Directions =>
List each line of the records that contains the string "toggle".

-- START Material provided --

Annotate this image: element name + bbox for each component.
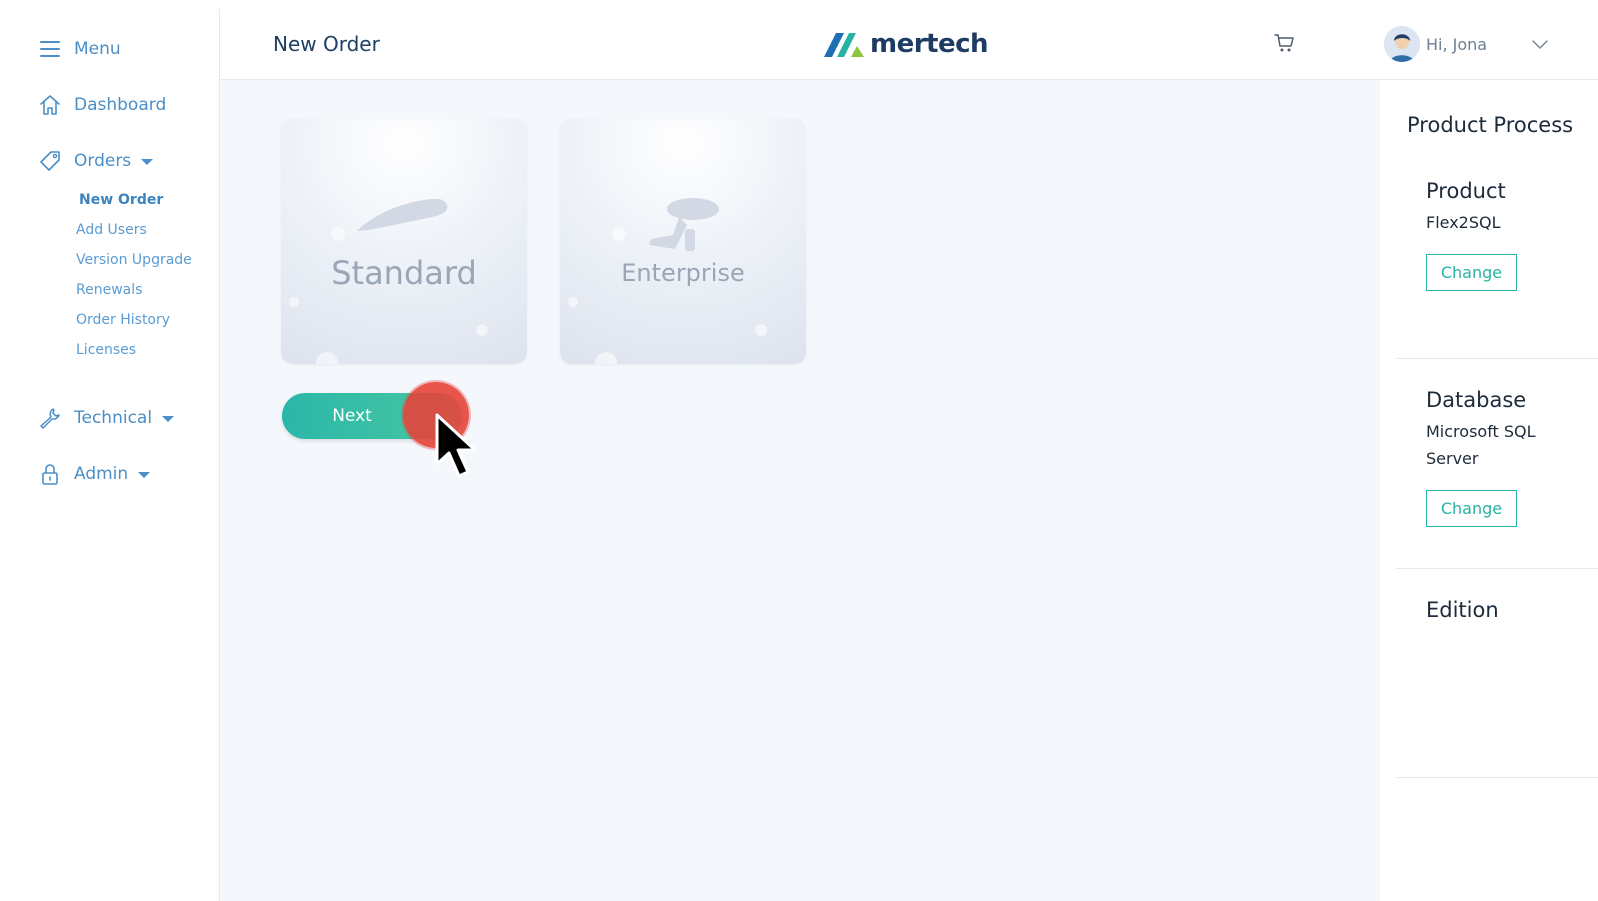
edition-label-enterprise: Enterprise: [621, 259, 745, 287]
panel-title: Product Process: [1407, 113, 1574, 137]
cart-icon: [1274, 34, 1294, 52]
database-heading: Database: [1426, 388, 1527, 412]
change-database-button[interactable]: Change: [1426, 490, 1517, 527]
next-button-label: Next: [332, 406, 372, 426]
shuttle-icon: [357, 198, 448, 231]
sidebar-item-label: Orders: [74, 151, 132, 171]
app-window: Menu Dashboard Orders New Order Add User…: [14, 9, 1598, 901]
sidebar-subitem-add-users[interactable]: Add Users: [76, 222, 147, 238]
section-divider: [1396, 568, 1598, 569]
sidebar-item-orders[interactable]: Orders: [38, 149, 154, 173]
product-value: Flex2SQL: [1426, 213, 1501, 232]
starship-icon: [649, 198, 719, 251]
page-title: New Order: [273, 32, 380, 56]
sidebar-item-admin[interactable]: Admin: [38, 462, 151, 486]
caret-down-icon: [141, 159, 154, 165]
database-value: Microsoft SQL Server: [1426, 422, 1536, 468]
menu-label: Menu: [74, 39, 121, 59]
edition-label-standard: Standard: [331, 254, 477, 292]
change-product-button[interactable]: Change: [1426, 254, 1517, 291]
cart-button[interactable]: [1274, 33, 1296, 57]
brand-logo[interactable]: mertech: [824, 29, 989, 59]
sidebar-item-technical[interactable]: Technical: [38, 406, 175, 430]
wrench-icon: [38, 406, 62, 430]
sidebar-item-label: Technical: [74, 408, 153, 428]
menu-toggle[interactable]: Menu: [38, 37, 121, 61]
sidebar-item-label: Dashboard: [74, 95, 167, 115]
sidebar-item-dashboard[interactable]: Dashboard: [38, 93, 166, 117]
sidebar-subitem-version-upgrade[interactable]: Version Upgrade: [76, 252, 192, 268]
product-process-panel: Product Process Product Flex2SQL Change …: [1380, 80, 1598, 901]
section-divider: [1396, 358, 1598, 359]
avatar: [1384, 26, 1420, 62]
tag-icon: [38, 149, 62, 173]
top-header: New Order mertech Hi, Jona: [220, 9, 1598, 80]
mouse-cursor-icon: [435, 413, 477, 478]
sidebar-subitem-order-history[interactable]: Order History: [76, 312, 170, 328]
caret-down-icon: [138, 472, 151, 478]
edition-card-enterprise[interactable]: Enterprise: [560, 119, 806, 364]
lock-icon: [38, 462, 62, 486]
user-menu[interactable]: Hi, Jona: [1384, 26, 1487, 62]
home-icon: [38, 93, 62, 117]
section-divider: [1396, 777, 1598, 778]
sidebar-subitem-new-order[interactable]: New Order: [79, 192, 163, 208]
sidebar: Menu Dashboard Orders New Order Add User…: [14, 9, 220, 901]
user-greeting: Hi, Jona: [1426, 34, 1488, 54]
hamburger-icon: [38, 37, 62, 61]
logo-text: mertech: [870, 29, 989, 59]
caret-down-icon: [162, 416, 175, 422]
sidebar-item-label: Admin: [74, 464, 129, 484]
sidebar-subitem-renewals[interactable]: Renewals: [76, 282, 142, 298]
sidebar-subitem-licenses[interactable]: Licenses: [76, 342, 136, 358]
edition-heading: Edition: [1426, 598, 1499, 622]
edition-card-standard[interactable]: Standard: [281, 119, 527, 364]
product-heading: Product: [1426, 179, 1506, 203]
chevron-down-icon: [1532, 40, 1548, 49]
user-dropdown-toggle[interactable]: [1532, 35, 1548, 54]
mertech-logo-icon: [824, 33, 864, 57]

-- END Material provided --

Answer to this problem =>
menu-toggle[interactable]: Menu: [38, 37, 121, 61]
user-dropdown-toggle[interactable]: [1532, 35, 1548, 54]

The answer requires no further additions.